• _REQUEST_
Return a copy of each line that holds the string "对疑似患者进行隔离".

Stored entries
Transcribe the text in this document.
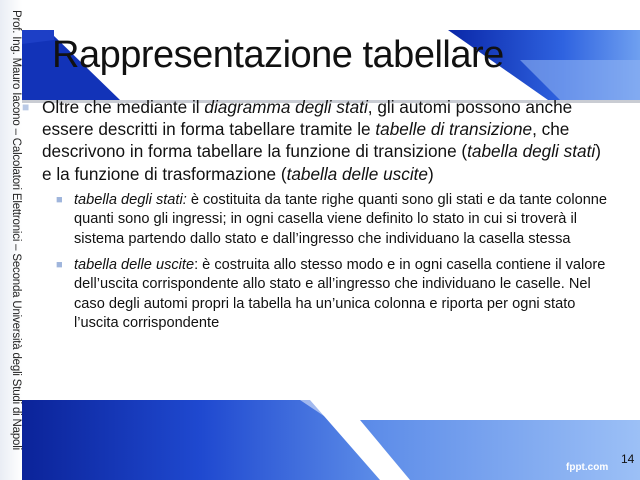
Prof. Ing. Mauro Iacono – Calcolatori Elettronici – Seconda Università degli Studi di Napoli Rappresentazione tabellare
■ Oltre che mediante il diagramma degli stati, gli automi possono anche essere descritti in forma tabellare tramite le tabelle di transizione, che descrivono in forma tabellare la funzione di transizione (tabella degli stati) e la funzione di trasformazione (tabella delle uscite)
■ tabella degli stati: è costituita da tante righe quanti sono gli stati e da tante colonne quanti sono gli ingressi; in ogni casella viene definito lo stato in cui si troverà il sistema partendo dallo stato e dall’ingresso che individuano la casella stessa
■ tabella delle uscite: è costruita allo stesso modo e in ogni casella contiene il valore dell’uscita corrispondente allo stato e all’ingresso che individuano le caselle. Nel caso degli automi propri la tabella ha un’unica colonna e riporta per ogni stato l’uscita corrispondente
fppt.com
14
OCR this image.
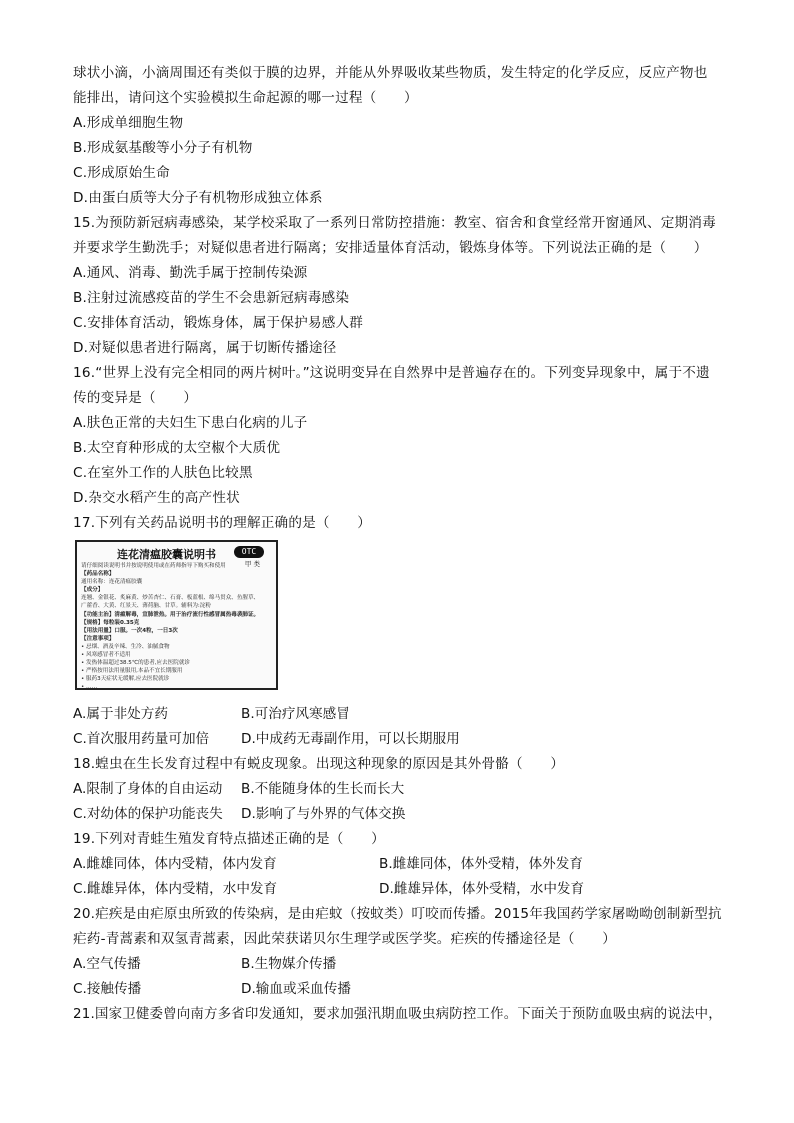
球状小滴，小滴周围还有类似于膜的边界，并能从外界吸收某些物质，发生特定的化学反应，反应产物也
能排出，请问这个实验模拟生命起源的哪一过程（　　）
A.形成单细胞生物
B.形成氨基酸等小分子有机物
C.形成原始生命
D.由蛋白质等大分子有机物形成独立体系
15.为预防新冠病毒感染，某学校采取了一系列日常防控措施：教室、宿舍和食堂经常开窗通风、定期消毒
并要求学生勤洗手；对疑似患者进行隔离；安排适量体育活动，锻炼身体等。下列说法正确的是（　　）
A.通风、消毒、勤洗手属于控制传染源
B.注射过流感疫苗的学生不会患新冠病毒感染
C.安排体育活动，锻炼身体，属于保护易感人群
D.对疑似患者进行隔离，属于切断传播途径
16.“世界上没有完全相同的两片树叶。”这说明变异在自然界中是普遍存在的。下列变异现象中，属于不遗
传的变异是（　　）
A.肤色正常的夫妇生下患白化病的儿子
B.太空育种形成的太空椒个大质优
C.在室外工作的人肤色比较黑
D.杂交水稻产生的高产性状
17.下列有关药品说明书的理解正确的是（　　）
连花清瘟胶囊说明书	OTC
甲 类
请仔细阅读说明书并按说明使用或在药师指导下购买和使用
【药品名称】
通用名称：连花清瘟胶囊
【成分】
连翘、金银花、炙麻黄、炒苦杏仁、石膏、板蓝根、绵马贯众、鱼腥草、
广藿香、大黄、红景天、薄荷脑、甘草。辅料为:淀粉
【功能主治】清瘟解毒，宣肺泄热。用于治疗流行性感冒属热毒袭肺证。
【规格】每粒装0.35克
【用法用量】口服。一次4粒，一日3次
【注意事项】
• 忌烟、酒及辛辣、生冷、油腻食物
• 风寒感冒者不适用
• 发热体温超过38.5℃的患者,应去医院就诊
• 严格按用法用量服用,本品不宜长期服用
• 服药3天症状无缓解,应去医院就诊
• ……
A.属于非处方药	B.可治疗风寒感冒
C.首次服用药量可加倍 D.中成药无毒副作用，可以长期服用
18.蝗虫在生长发育过程中有蜕皮现象。出现这种现象的原因是其外骨骼（　　）
A.限制了身体的自由运动 B.不能随身体的生长而长大
C.对幼体的保护功能丧失 D.影响了与外界的气体交换
19.下列对青蛙生殖发育特点描述正确的是（　　）
A.雌雄同体，体内受精，体内发育	B.雌雄同体，体外受精，体外发育
C.雌雄异体，体内受精，水中发育	D.雌雄异体，体外受精，水中发育
20.疟疾是由疟原虫所致的传染病，是由疟蚊（按蚊类）叮咬而传播。2015年我国药学家屠呦呦创制新型抗
疟药-青蒿素和双氢青蒿素，因此荣获诺贝尔生理学或医学奖。疟疾的传播途径是（　　）
A.空气传播	B.生物媒介传播
C.接触传播	D.输血或采血传播
21.国家卫健委曾向南方多省印发通知，要求加强汛期血吸虫病防控工作。下面关于预防血吸虫病的说法中，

• _EXERCISE ANSWER_
并要求学生勤洗手；对疑似患者进行隔离；安排适量体育活动，锻炼身体等。下列说法正确的是（　　）
D.对疑似患者进行隔离，属于切断传播途径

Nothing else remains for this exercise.